[Rows from a dataset]
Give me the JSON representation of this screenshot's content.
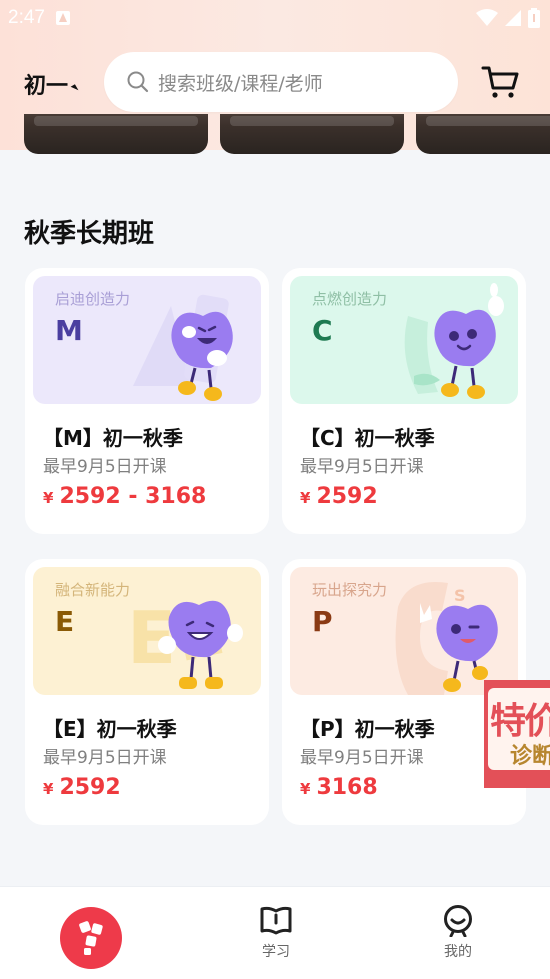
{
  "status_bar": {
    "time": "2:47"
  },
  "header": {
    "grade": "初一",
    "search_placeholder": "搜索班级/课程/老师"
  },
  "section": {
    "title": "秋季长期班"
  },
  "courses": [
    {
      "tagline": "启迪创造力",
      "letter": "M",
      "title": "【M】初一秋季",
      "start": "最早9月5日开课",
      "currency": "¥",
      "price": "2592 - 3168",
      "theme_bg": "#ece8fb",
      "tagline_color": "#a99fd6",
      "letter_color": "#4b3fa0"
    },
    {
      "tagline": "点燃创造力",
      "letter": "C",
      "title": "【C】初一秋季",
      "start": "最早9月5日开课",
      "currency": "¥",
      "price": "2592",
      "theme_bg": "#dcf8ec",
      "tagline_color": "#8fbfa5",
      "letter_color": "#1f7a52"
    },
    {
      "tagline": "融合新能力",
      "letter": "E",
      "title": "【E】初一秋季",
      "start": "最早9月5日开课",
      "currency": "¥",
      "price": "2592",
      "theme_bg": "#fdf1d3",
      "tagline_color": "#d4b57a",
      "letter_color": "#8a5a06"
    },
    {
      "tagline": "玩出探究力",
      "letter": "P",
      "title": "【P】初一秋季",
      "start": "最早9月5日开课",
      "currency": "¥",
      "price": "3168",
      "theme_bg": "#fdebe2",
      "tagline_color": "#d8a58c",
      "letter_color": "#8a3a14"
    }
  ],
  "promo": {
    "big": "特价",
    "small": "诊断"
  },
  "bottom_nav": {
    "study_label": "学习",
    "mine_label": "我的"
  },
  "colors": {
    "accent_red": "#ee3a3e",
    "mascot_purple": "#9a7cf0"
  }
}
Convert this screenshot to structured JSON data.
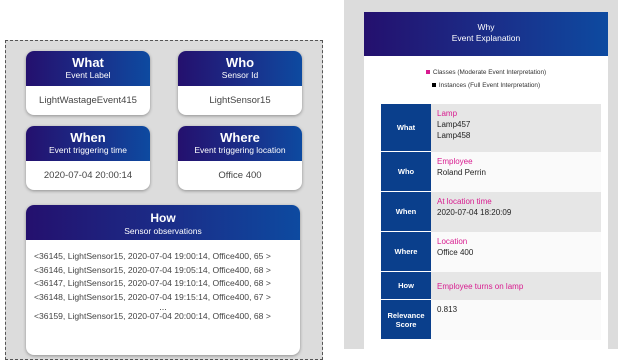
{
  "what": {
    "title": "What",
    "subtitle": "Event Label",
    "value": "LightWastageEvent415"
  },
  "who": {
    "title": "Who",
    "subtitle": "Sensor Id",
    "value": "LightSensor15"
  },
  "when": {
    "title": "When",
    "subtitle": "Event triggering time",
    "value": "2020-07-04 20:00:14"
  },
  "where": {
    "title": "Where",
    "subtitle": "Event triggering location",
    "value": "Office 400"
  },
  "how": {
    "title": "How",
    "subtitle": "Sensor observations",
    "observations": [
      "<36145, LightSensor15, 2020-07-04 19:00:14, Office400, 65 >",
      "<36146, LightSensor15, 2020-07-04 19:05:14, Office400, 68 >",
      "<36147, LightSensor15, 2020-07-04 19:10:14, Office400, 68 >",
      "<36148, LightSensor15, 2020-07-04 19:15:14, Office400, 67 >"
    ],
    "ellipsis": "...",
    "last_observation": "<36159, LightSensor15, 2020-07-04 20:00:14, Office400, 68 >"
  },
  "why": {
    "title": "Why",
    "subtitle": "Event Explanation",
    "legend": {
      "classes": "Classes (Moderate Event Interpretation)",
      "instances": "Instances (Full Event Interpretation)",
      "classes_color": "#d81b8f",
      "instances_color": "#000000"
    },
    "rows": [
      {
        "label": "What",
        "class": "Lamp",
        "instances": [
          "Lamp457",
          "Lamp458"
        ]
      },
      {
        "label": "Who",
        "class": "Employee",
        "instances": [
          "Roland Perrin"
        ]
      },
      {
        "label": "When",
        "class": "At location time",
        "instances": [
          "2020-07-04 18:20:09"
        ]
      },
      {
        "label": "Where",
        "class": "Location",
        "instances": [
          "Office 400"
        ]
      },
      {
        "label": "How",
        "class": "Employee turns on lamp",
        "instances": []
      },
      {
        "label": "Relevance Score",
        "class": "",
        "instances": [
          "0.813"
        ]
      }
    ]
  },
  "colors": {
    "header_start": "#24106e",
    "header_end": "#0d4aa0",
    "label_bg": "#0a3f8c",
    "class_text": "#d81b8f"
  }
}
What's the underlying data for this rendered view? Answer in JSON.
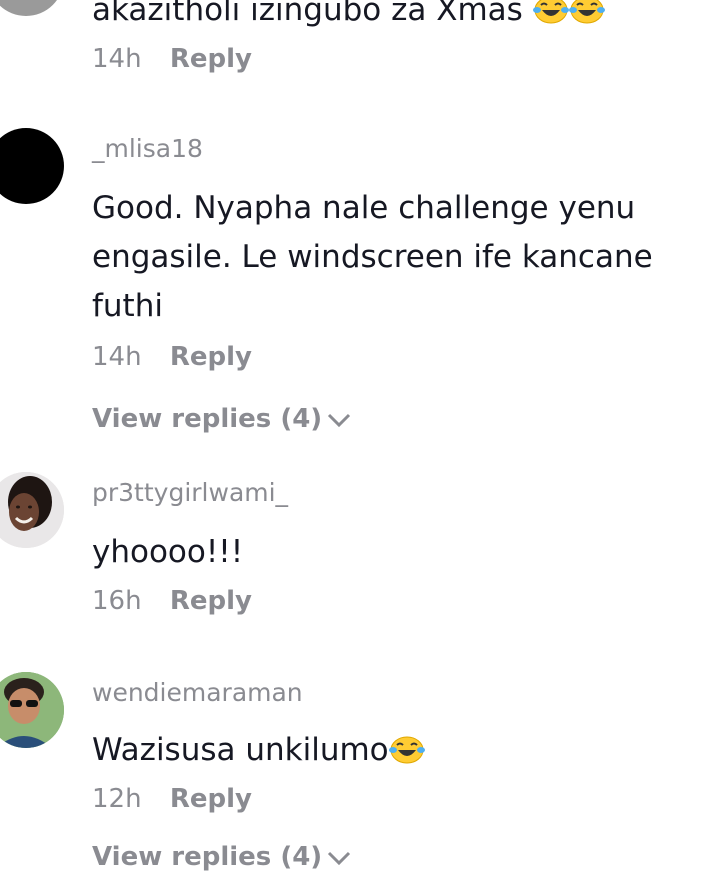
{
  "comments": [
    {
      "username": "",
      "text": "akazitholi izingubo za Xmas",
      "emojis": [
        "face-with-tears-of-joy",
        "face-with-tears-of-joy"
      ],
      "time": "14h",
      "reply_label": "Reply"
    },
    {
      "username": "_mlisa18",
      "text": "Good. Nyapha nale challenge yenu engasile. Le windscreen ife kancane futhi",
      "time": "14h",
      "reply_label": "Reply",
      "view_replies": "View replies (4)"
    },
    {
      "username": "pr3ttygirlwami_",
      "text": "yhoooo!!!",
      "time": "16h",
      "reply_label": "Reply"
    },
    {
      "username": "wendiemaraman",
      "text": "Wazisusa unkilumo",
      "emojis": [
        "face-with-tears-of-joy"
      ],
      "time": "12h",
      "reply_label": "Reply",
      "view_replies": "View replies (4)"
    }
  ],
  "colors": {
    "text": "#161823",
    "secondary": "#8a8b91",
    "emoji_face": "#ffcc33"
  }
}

> SHORT EXERCISE
Copy the entries exactly. Leave out the images.

> EXERCISE RESULT
Give me the JSON representation of this screenshot's content.
{
  "status_bar": {
    "time": "2:47"
  },
  "header": {
    "grade": "初一",
    "search_placeholder": "搜索班级/课程/老师"
  },
  "section": {
    "title": "秋季长期班"
  },
  "courses": [
    {
      "tagline": "启迪创造力",
      "letter": "M",
      "title": "【M】初一秋季",
      "start": "最早9月5日开课",
      "currency": "¥",
      "price": "2592 - 3168",
      "theme_bg": "#ece8fb",
      "tagline_color": "#a99fd6",
      "letter_color": "#4b3fa0"
    },
    {
      "tagline": "点燃创造力",
      "letter": "C",
      "title": "【C】初一秋季",
      "start": "最早9月5日开课",
      "currency": "¥",
      "price": "2592",
      "theme_bg": "#dcf8ec",
      "tagline_color": "#8fbfa5",
      "letter_color": "#1f7a52"
    },
    {
      "tagline": "融合新能力",
      "letter": "E",
      "title": "【E】初一秋季",
      "start": "最早9月5日开课",
      "currency": "¥",
      "price": "2592",
      "theme_bg": "#fdf1d3",
      "tagline_color": "#d4b57a",
      "letter_color": "#8a5a06"
    },
    {
      "tagline": "玩出探究力",
      "letter": "P",
      "title": "【P】初一秋季",
      "start": "最早9月5日开课",
      "currency": "¥",
      "price": "3168",
      "theme_bg": "#fdebe2",
      "tagline_color": "#d8a58c",
      "letter_color": "#8a3a14"
    }
  ],
  "promo": {
    "big": "特价",
    "small": "诊断"
  },
  "bottom_nav": {
    "study_label": "学习",
    "mine_label": "我的"
  },
  "colors": {
    "accent_red": "#ee3a3e",
    "mascot_purple": "#9a7cf0"
  }
}
Convert this screenshot to structured JSON data.
{
  "what": {
    "title": "What",
    "subtitle": "Event Label",
    "value": "LightWastageEvent415"
  },
  "who": {
    "title": "Who",
    "subtitle": "Sensor Id",
    "value": "LightSensor15"
  },
  "when": {
    "title": "When",
    "subtitle": "Event triggering time",
    "value": "2020-07-04 20:00:14"
  },
  "where": {
    "title": "Where",
    "subtitle": "Event triggering location",
    "value": "Office 400"
  },
  "how": {
    "title": "How",
    "subtitle": "Sensor observations",
    "observations": [
      "<36145, LightSensor15, 2020-07-04 19:00:14, Office400, 65 >",
      "<36146, LightSensor15, 2020-07-04 19:05:14, Office400, 68 >",
      "<36147, LightSensor15, 2020-07-04 19:10:14, Office400, 68 >",
      "<36148, LightSensor15, 2020-07-04 19:15:14, Office400, 67 >"
    ],
    "ellipsis": "...",
    "last_observation": "<36159, LightSensor15, 2020-07-04 20:00:14, Office400, 68 >"
  },
  "why": {
    "title": "Why",
    "subtitle": "Event Explanation",
    "legend": {
      "classes": "Classes (Moderate Event Interpretation)",
      "instances": "Instances (Full Event Interpretation)",
      "classes_color": "#d81b8f",
      "instances_color": "#000000"
    },
    "rows": [
      {
        "label": "What",
        "class": "Lamp",
        "instances": [
          "Lamp457",
          "Lamp458"
        ]
      },
      {
        "label": "Who",
        "class": "Employee",
        "instances": [
          "Roland Perrin"
        ]
      },
      {
        "label": "When",
        "class": "At location time",
        "instances": [
          "2020-07-04 18:20:09"
        ]
      },
      {
        "label": "Where",
        "class": "Location",
        "instances": [
          "Office 400"
        ]
      },
      {
        "label": "How",
        "class": "Employee turns on lamp",
        "instances": []
      },
      {
        "label": "Relevance Score",
        "class": "",
        "instances": [
          "0.813"
        ]
      }
    ]
  },
  "colors": {
    "header_start": "#24106e",
    "header_end": "#0d4aa0",
    "label_bg": "#0a3f8c",
    "class_text": "#d81b8f"
  }
}
What's the underlying data for this rendered view? Answer in JSON.
{
  "comments": [
    {
      "username": "",
      "text": "akazitholi izingubo za Xmas",
      "emojis": [
        "face-with-tears-of-joy",
        "face-with-tears-of-joy"
      ],
      "time": "14h",
      "reply_label": "Reply"
    },
    {
      "username": "_mlisa18",
      "text": "Good. Nyapha nale challenge yenu engasile. Le windscreen ife kancane futhi",
      "time": "14h",
      "reply_label": "Reply",
      "view_replies": "View replies (4)"
    },
    {
      "username": "pr3ttygirlwami_",
      "text": "yhoooo!!!",
      "time": "16h",
      "reply_label": "Reply"
    },
    {
      "username": "wendiemaraman",
      "text": "Wazisusa unkilumo",
      "emojis": [
        "face-with-tears-of-joy"
      ],
      "time": "12h",
      "reply_label": "Reply",
      "view_replies": "View replies (4)"
    }
  ],
  "colors": {
    "text": "#161823",
    "secondary": "#8a8b91",
    "emoji_face": "#ffcc33"
  }
}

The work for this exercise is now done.